╭─ Kaynak metin

Godfather of Harlem: Mafyalar içinde buldum seni müzik!

Sinema/TV

Normalde mafya film veya dizileri beni çok sarmaz ama ne zaman işin içine müzik girer işte o zaman durum değişir. Bu tip bir durumu Epix’in yapımı Godfather of Harlem ile yaşadım. Gerçek olaylardan esinlenilmiş olmasının yanı sıra işin içinde kurgusal da olsa müzik olunca ilgimi çekti ve pişman etmedi.

╰─

_Verilen görevler_.
**A.** Godfather of Harlem yazısına göre dizi hangi kanalın yapımıdır?
**B.** Godfather of Harlem yazısında "Godfather of Harlem: Mafyalar" ifadesinden "ve pişman etmedi." ifadesine kadar olan kısmı birebir aktarın.

╭─ Kayıtlı satırlar

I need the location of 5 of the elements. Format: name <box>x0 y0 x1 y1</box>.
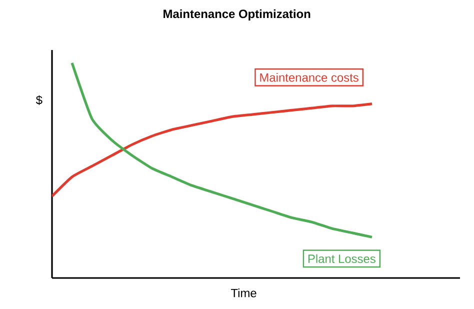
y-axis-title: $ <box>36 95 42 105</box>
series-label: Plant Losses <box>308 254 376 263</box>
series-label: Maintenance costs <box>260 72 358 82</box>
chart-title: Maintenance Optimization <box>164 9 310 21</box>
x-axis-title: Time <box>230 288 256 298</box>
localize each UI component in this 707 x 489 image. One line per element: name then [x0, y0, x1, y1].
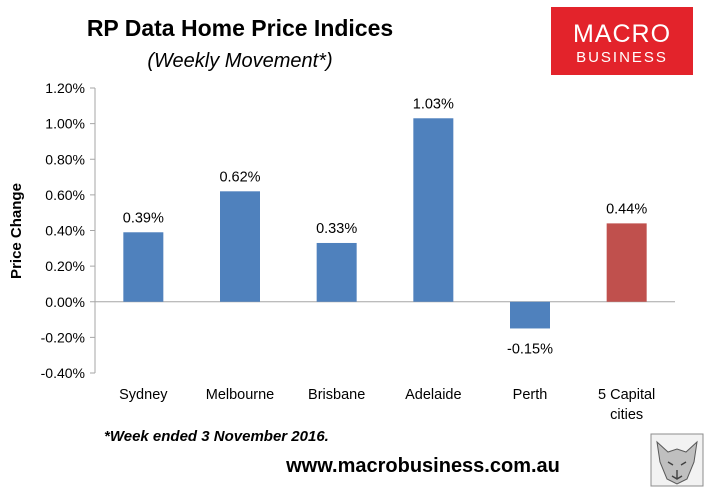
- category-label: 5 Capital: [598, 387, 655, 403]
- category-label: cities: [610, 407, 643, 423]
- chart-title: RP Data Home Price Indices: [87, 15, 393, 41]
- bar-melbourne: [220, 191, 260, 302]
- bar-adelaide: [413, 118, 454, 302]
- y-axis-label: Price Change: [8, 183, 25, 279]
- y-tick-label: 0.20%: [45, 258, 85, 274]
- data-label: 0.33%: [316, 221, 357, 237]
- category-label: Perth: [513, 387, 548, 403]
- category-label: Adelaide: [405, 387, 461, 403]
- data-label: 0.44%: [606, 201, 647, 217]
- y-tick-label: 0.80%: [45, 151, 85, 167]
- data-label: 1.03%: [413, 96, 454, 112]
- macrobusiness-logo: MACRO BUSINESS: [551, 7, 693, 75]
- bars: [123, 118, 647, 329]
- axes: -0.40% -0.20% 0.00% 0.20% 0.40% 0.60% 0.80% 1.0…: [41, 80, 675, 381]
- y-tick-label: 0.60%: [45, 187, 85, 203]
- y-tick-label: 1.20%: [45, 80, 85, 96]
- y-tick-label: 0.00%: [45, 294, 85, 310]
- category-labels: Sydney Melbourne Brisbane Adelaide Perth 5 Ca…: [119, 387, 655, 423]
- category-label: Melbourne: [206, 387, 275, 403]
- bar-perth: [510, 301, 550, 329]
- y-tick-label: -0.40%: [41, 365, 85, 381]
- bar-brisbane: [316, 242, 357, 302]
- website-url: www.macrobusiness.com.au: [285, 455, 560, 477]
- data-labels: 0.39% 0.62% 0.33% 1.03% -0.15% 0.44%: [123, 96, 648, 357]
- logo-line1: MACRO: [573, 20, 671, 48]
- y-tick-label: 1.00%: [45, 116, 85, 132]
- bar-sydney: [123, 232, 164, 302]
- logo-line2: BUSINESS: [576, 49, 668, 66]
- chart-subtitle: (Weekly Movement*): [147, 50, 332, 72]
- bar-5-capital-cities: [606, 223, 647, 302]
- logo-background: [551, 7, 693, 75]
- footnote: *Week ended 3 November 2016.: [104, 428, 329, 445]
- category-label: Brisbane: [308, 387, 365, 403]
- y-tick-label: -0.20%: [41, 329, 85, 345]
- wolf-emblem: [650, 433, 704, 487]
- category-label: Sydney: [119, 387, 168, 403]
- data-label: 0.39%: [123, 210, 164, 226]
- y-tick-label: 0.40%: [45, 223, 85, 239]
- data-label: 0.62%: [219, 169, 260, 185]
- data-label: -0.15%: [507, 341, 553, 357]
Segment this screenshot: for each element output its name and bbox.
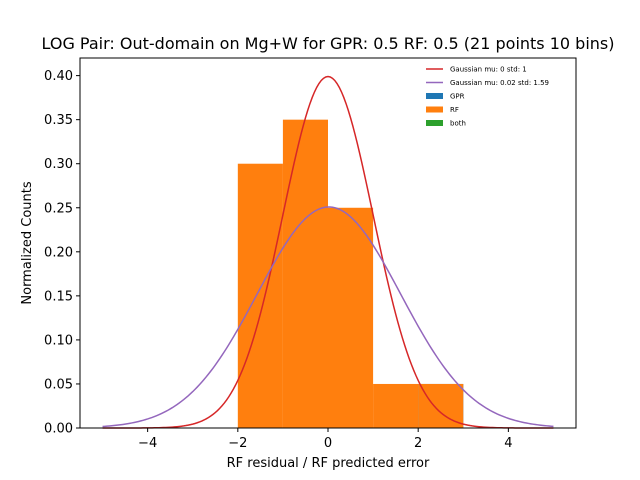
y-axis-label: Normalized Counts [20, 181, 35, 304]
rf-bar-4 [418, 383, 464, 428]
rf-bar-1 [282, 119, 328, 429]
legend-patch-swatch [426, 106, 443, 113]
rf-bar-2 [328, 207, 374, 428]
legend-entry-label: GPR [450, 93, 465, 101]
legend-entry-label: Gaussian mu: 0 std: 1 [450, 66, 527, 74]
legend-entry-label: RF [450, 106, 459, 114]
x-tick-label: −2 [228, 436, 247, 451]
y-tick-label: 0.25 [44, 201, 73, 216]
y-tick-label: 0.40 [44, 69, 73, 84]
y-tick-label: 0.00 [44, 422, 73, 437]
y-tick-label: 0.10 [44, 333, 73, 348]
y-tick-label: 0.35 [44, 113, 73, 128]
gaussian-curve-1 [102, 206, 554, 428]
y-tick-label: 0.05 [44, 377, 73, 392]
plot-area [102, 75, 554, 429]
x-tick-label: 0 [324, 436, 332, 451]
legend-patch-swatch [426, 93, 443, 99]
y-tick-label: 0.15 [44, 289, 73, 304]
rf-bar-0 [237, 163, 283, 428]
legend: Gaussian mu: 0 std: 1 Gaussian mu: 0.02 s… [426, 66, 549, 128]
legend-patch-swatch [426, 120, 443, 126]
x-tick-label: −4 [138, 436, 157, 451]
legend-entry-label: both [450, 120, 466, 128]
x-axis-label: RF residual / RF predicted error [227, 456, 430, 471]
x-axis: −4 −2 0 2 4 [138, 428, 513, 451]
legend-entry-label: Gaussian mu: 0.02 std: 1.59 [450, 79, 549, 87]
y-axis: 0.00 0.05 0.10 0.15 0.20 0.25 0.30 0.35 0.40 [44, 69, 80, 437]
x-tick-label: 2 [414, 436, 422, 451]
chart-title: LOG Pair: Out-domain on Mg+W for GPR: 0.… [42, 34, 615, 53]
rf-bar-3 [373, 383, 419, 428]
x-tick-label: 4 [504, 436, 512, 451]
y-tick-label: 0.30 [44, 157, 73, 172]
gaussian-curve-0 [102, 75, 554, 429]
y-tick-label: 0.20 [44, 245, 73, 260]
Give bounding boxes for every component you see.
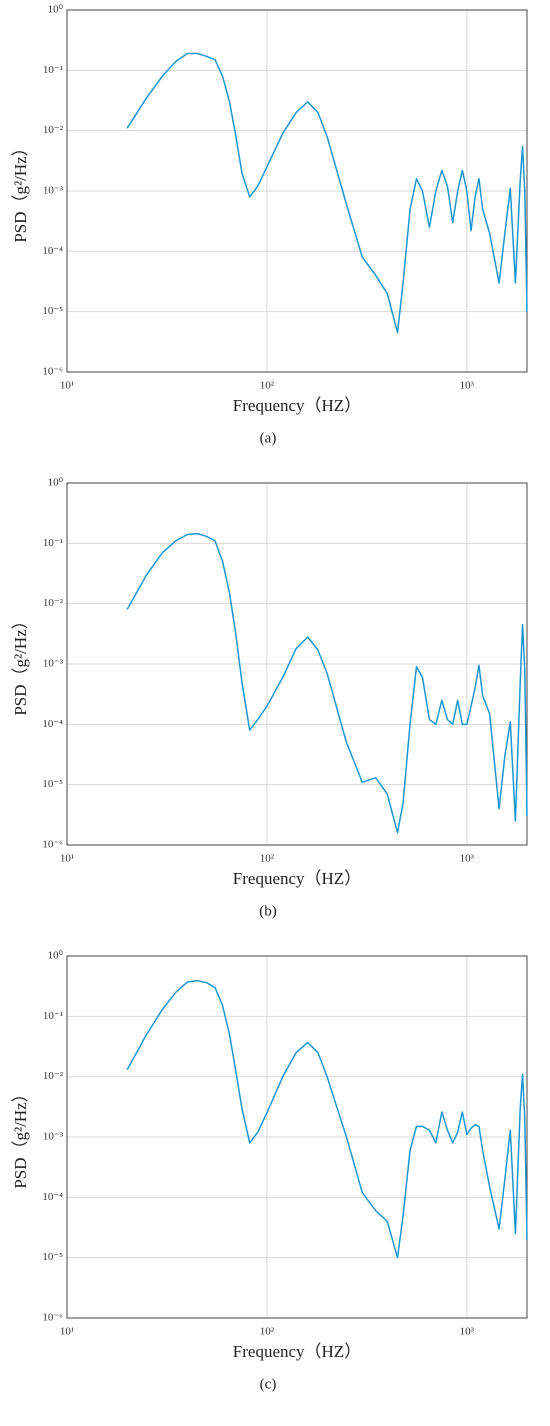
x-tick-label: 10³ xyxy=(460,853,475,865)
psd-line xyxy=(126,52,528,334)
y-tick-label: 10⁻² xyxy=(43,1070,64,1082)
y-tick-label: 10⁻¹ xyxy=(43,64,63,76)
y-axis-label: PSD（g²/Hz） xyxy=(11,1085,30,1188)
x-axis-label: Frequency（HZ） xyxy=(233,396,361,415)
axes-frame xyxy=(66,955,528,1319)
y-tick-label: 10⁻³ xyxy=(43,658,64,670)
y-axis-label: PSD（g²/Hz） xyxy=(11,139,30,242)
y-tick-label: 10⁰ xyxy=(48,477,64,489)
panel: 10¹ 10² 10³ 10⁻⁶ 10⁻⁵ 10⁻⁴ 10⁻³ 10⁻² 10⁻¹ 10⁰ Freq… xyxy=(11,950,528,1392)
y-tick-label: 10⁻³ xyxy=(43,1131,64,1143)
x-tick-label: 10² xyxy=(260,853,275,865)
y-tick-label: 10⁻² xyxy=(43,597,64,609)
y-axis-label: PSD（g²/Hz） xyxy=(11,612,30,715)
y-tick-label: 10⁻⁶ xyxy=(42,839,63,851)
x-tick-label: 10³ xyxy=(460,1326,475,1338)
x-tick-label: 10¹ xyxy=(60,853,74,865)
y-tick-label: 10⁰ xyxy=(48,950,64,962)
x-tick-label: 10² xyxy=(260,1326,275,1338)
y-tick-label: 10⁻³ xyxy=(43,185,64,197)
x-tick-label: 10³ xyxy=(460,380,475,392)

╰─

_Görev sonuçları_.
**A.** Epix

**B.**
Godfather of Harlem: Mafyalar içinde buldum seni müzik!

Sinema/TV

Normalde mafya film veya dizileri beni çok sarmaz ama ne zaman işin içine müzik girer işte o zaman durum değişir. Bu tip bir durumu Epix’in yapımı Godfather of Harlem ile yaşadım. Gerçek olaylardan esinlenilmiş olmasının yanı sıra işin içinde kurgusal da olsa müzik olunca ilgimi çekti ve pişman etmedi.